| Task prompt |
Return the complete listing that follows, with each line reproduced exactly.

| Data excerpts |
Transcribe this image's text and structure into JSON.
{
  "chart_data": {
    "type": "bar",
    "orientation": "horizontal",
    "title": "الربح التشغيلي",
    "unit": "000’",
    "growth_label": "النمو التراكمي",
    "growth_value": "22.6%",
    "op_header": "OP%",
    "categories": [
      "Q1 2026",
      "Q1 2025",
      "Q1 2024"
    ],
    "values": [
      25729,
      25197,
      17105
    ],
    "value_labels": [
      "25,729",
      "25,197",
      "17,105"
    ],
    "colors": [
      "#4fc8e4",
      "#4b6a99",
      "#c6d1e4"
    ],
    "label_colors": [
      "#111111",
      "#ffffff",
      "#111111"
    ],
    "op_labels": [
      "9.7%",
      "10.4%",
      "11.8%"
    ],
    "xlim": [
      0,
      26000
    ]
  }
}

| Solution to the exercise |
Transcribe this image's text and structure into JSON.
{
  "chart_data": {
    "type": "bar",
    "orientation": "horizontal",
    "title": "الربح التشغيلي",
    "unit": "000’",
    "growth_label": "النمو التراكمي",
    "growth_value": "22.6%",
    "op_header": "OP%",
    "categories": [
      "Q1 2026",
      "Q1 2025",
      "Q1 2024"
    ],
    "values": [
      25729,
      25197,
      17105
    ],
    "value_labels": [
      "25,729",
      "25,197",
      "17,105"
    ],
    "colors": [
      "#4fc8e4",
      "#4b6a99",
      "#c6d1e4"
    ],
    "label_colors": [
      "#111111",
      "#ffffff",
      "#111111"
    ],
    "op_labels": [
      "9.7%",
      "10.4%",
      "11.8%"
    ],
    "xlim": [
      0,
      26000
    ]
  }
}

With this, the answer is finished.